◆ **Exercise**
Wherever a line holds the word "object", copy that line out.

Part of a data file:
** start **

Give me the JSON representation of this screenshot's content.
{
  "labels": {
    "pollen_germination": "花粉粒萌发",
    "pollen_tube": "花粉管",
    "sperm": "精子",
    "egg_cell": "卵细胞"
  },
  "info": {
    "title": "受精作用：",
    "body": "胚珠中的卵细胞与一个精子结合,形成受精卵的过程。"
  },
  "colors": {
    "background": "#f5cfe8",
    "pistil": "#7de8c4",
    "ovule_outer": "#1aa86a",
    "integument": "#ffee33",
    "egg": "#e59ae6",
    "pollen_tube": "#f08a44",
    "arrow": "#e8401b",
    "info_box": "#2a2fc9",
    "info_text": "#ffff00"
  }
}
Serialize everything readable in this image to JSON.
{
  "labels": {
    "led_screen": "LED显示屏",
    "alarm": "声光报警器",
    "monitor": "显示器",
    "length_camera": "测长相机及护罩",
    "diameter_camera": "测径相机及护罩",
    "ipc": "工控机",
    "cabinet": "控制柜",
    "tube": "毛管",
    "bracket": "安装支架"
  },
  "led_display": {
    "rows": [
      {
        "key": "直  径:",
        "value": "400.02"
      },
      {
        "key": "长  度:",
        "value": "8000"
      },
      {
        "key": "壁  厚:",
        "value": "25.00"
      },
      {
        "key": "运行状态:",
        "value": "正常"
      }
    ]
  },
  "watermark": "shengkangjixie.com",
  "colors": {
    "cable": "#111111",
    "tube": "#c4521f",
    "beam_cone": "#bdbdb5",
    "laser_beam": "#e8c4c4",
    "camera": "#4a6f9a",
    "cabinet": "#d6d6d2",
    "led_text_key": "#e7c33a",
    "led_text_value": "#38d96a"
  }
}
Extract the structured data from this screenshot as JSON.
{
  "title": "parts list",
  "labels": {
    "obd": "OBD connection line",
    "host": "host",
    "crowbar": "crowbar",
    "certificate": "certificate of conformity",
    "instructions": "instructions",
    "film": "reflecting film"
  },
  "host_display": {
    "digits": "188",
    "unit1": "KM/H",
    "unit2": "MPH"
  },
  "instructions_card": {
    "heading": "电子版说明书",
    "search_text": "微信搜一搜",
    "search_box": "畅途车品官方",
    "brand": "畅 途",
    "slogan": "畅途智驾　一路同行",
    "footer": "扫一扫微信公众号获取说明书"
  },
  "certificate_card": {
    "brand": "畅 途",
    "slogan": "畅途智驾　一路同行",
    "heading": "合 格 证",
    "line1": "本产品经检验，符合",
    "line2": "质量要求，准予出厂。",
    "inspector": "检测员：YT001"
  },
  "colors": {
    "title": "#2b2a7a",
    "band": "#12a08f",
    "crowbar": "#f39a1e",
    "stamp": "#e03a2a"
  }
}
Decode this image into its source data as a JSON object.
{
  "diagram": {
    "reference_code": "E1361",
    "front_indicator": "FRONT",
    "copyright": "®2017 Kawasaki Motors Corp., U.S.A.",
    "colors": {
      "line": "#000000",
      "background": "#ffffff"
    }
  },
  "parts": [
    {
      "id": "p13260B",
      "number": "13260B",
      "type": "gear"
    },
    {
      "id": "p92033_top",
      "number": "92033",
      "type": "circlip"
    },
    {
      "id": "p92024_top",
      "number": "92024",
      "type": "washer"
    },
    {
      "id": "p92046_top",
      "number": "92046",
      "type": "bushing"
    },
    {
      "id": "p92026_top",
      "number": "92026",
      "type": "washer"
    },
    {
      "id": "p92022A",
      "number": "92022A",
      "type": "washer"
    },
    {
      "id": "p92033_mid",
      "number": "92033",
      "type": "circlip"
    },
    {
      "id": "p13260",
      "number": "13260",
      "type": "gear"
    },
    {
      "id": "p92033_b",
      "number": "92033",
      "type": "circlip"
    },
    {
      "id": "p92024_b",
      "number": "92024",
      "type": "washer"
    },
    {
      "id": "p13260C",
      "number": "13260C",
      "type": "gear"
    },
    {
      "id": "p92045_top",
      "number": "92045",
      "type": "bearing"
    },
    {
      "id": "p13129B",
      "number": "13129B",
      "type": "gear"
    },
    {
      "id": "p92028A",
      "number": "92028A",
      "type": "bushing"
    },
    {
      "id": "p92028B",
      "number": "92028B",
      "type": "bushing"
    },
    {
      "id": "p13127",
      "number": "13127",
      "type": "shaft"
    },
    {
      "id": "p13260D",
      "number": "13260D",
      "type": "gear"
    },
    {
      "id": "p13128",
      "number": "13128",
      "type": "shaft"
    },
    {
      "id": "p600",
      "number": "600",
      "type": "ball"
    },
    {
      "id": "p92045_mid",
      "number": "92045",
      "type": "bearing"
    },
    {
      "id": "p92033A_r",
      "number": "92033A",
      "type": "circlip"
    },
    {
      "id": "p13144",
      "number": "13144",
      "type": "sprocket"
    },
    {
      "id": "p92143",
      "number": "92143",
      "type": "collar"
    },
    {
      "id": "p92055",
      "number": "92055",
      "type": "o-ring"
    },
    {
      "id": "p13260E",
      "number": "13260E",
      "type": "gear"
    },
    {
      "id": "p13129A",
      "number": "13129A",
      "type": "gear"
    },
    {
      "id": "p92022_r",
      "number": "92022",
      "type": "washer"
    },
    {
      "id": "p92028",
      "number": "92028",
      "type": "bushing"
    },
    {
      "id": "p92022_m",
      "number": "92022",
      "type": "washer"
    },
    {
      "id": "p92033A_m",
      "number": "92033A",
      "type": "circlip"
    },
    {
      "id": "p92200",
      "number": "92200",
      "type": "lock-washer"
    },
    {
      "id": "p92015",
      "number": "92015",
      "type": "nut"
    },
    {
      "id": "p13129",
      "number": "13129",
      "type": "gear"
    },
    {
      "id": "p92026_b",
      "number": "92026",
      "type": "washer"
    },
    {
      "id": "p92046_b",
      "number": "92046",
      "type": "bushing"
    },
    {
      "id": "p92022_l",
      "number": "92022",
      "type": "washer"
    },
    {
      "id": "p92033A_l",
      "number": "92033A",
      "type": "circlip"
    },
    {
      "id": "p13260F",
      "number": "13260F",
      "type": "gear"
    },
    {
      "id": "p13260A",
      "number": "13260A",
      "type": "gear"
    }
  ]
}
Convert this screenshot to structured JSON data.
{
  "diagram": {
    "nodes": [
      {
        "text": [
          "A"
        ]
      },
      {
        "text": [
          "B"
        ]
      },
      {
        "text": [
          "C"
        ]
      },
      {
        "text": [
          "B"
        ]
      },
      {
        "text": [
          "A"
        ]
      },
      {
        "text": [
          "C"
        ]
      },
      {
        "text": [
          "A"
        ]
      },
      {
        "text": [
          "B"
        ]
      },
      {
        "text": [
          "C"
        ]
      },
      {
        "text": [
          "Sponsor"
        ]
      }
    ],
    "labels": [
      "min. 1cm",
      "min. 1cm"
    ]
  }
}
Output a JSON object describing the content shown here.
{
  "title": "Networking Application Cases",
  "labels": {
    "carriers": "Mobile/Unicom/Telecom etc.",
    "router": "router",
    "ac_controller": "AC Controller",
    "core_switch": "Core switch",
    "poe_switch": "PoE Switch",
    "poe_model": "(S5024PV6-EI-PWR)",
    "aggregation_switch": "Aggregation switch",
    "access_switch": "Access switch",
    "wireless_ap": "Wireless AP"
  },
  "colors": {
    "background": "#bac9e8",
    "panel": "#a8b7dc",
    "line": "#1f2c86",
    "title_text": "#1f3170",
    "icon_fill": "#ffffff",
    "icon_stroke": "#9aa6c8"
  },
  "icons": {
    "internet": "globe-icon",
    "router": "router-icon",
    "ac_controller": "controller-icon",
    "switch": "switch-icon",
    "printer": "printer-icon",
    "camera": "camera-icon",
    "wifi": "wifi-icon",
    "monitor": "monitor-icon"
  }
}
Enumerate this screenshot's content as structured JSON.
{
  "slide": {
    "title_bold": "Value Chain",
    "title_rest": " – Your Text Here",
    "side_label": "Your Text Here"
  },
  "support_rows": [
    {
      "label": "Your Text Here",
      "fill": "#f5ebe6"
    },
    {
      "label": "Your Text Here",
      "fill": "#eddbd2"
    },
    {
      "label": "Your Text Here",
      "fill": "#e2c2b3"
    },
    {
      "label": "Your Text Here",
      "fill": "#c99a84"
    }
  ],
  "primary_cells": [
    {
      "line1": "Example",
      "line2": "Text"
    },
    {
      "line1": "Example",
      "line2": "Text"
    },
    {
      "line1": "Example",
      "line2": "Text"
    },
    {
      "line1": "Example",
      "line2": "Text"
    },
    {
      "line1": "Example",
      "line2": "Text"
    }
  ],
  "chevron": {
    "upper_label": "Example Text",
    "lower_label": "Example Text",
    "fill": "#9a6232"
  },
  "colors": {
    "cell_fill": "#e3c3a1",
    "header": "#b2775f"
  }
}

** end **

◆ **Output**
Decode this image into its source data as a JSON object.
Output a JSON object describing the content shown here.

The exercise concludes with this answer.